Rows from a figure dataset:
++++

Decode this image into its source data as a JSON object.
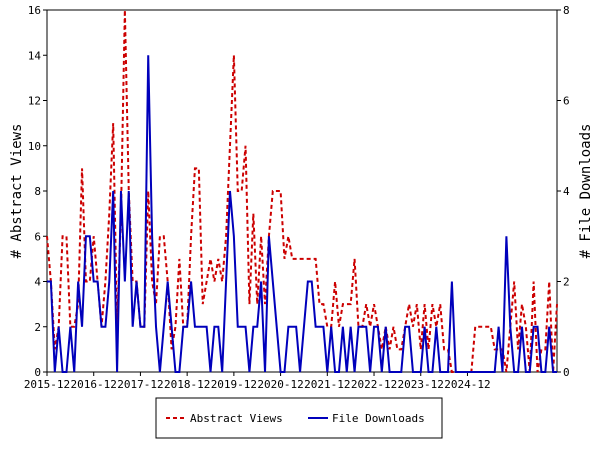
{
  "chart_data": {
    "type": "line",
    "xlabel": "",
    "x_ticks": [
      "2015-12",
      "2016-12",
      "2017-12",
      "2018-12",
      "2019-12",
      "2020-12",
      "2021-12",
      "2022-12",
      "2023-12",
      "2024-12"
    ],
    "y_left": {
      "label": "# Abstract Views",
      "range": [
        0,
        16
      ],
      "ticks": [
        "0",
        "2",
        "4",
        "6",
        "8",
        "10",
        "12",
        "14",
        "16"
      ]
    },
    "y_right": {
      "label": "# File Downloads",
      "range": [
        0,
        8
      ],
      "ticks": [
        "0",
        "2",
        "4",
        "6",
        "8"
      ]
    },
    "grid": "off",
    "legend_position": "bottom-center",
    "series": [
      {
        "name": "Abstract Views",
        "axis": "left",
        "color": "#cc0000",
        "style": "dashed",
        "values": [
          6,
          4,
          1,
          2,
          6,
          6,
          2,
          2,
          3,
          9,
          4,
          4,
          6,
          4,
          2,
          4,
          7,
          11,
          2,
          7,
          16,
          8,
          4,
          4,
          2,
          2,
          8,
          4,
          3,
          6,
          6,
          4,
          1,
          2,
          5,
          2,
          2,
          6,
          9,
          9,
          3,
          4,
          5,
          4,
          5,
          4,
          6,
          10,
          14,
          8,
          8,
          10,
          3,
          7,
          3,
          6,
          3,
          6,
          8,
          8,
          8,
          5,
          6,
          5,
          5,
          5,
          5,
          5,
          5,
          5,
          3,
          3,
          2,
          2,
          4,
          2,
          3,
          3,
          3,
          5,
          2,
          2,
          3,
          2,
          3,
          2,
          1,
          2,
          1,
          2,
          1,
          1,
          2,
          3,
          2,
          3,
          1,
          3,
          1,
          3,
          2,
          3,
          1,
          1,
          0,
          0,
          0,
          0,
          0,
          0,
          2,
          2,
          2,
          2,
          2,
          1,
          1,
          1,
          0,
          2,
          4,
          1,
          3,
          2,
          0,
          4,
          0,
          1,
          1,
          4,
          0,
          3
        ]
      },
      {
        "name": "File Downloads",
        "axis": "right",
        "color": "#0000bb",
        "style": "solid",
        "values": [
          2,
          2,
          0,
          1,
          0,
          0,
          1,
          0,
          2,
          1,
          3,
          3,
          2,
          2,
          1,
          1,
          2,
          4,
          0,
          4,
          2,
          4,
          1,
          2,
          1,
          1,
          7,
          3,
          1,
          0,
          1,
          2,
          1,
          0,
          0,
          1,
          1,
          2,
          1,
          1,
          1,
          1,
          0,
          1,
          1,
          0,
          2,
          4,
          3,
          1,
          1,
          1,
          0,
          1,
          1,
          2,
          0,
          3,
          2,
          1,
          0,
          0,
          1,
          1,
          1,
          0,
          1,
          2,
          2,
          1,
          1,
          1,
          0,
          1,
          0,
          0,
          1,
          0,
          1,
          0,
          1,
          1,
          1,
          0,
          1,
          1,
          0,
          1,
          0,
          0,
          0,
          0,
          1,
          1,
          0,
          0,
          0,
          1,
          0,
          0,
          1,
          0,
          0,
          0,
          2,
          0,
          0,
          0,
          0,
          0,
          0,
          0,
          0,
          0,
          0,
          0,
          1,
          0,
          3,
          1,
          0,
          0,
          1,
          0,
          0,
          1,
          1,
          0,
          0,
          1,
          0,
          0
        ]
      }
    ]
  }
}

++++

Short task: Tell how many lines of the records above hold the string "Views". Give no other text.

Answer to this exercise: 2